— START OF DATA SUPPLIED —
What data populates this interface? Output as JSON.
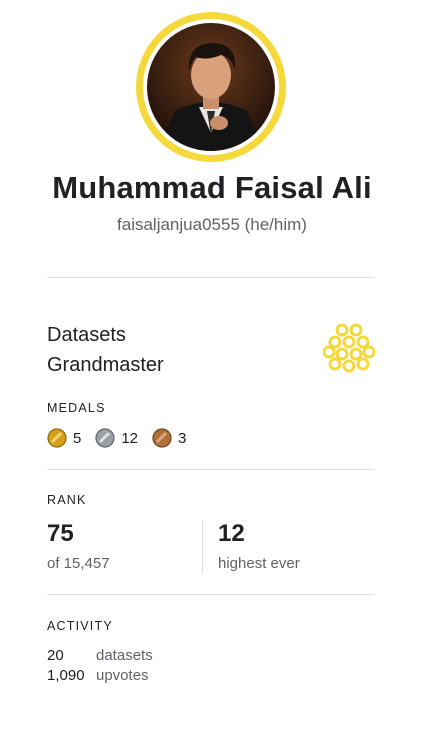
{
  "profile": {
    "name": "Muhammad Faisal Ali",
    "handle": "faisaljanjua0555 (he/him)"
  },
  "tier": {
    "line1": "Datasets",
    "line2": "Grandmaster",
    "badge_color": "#f5d93b"
  },
  "medals": {
    "label": "MEDALS",
    "gold": "5",
    "silver": "12",
    "bronze": "3",
    "colors": {
      "gold": "#d4a017",
      "silver": "#9aa0a6",
      "bronze": "#b0703a"
    }
  },
  "rank": {
    "label": "RANK",
    "current": "75",
    "current_sub": "of 15,457",
    "highest": "12",
    "highest_sub": "highest ever"
  },
  "activity": {
    "label": "ACTIVITY",
    "rows": [
      {
        "count": "20",
        "label": "datasets"
      },
      {
        "count": "1,090",
        "label": "upvotes"
      }
    ]
  },
  "colors": {
    "accent": "#f5d93b",
    "divider": "#dadce0",
    "muted": "#5f6368"
  }
}
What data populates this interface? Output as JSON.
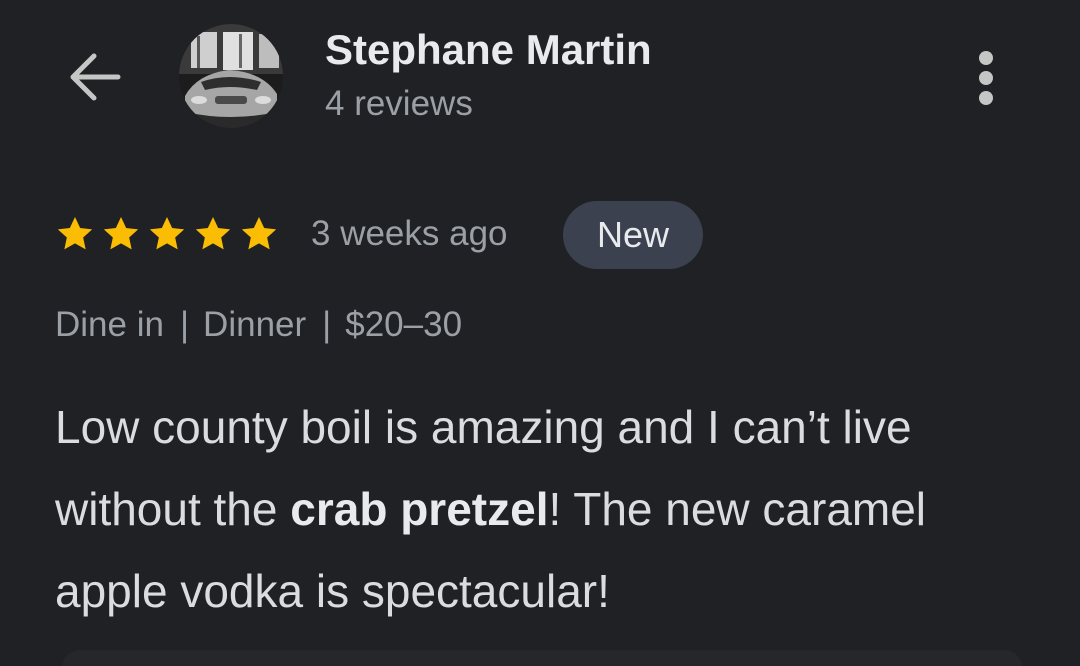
{
  "header": {
    "back_icon": "arrow-back-icon",
    "avatar_alt": "profile photo of a silver car in a showroom",
    "user_name": "Stephane Martin",
    "review_count": "4 reviews",
    "more_icon": "more-vert-icon"
  },
  "review": {
    "rating": 5,
    "rating_max": 5,
    "star_color": "#fbbc04",
    "time_ago": "3 weeks ago",
    "badge": "New",
    "attributes": [
      "Dine in",
      "Dinner",
      "$20–30"
    ],
    "separator": "|",
    "text_parts": [
      "Low county boil is amazing and I can’t live without the ",
      "crab pretzel",
      "! The new caramel apple vodka is spectacular!"
    ]
  },
  "colors": {
    "background": "#202124",
    "primary_text": "#e8eaed",
    "secondary_text": "#9aa0a6",
    "badge_bg": "#3c4150"
  }
}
— END OF DATA SUPPLIED —
__GIVEN REQUEST__
Nothing in the entries should change as you copy them, except that the pictures are left out.

__WORKED SOLUTION__
What data populates this interface? Output as JSON.
{
  "profile": {
    "name": "Muhammad Faisal Ali",
    "handle": "faisaljanjua0555 (he/him)"
  },
  "tier": {
    "line1": "Datasets",
    "line2": "Grandmaster",
    "badge_color": "#f5d93b"
  },
  "medals": {
    "label": "MEDALS",
    "gold": "5",
    "silver": "12",
    "bronze": "3",
    "colors": {
      "gold": "#d4a017",
      "silver": "#9aa0a6",
      "bronze": "#b0703a"
    }
  },
  "rank": {
    "label": "RANK",
    "current": "75",
    "current_sub": "of 15,457",
    "highest": "12",
    "highest_sub": "highest ever"
  },
  "activity": {
    "label": "ACTIVITY",
    "rows": [
      {
        "count": "20",
        "label": "datasets"
      },
      {
        "count": "1,090",
        "label": "upvotes"
      }
    ]
  },
  "colors": {
    "accent": "#f5d93b",
    "divider": "#dadce0",
    "muted": "#5f6368"
  }
}
What data populates this interface? Output as JSON.
{
  "header": {
    "back_icon": "arrow-back-icon",
    "avatar_alt": "profile photo of a silver car in a showroom",
    "user_name": "Stephane Martin",
    "review_count": "4 reviews",
    "more_icon": "more-vert-icon"
  },
  "review": {
    "rating": 5,
    "rating_max": 5,
    "star_color": "#fbbc04",
    "time_ago": "3 weeks ago",
    "badge": "New",
    "attributes": [
      "Dine in",
      "Dinner",
      "$20–30"
    ],
    "separator": "|",
    "text_parts": [
      "Low county boil is amazing and I can’t live without the ",
      "crab pretzel",
      "! The new caramel apple vodka is spectacular!"
    ]
  },
  "colors": {
    "background": "#202124",
    "primary_text": "#e8eaed",
    "secondary_text": "#9aa0a6",
    "badge_bg": "#3c4150"
  }
}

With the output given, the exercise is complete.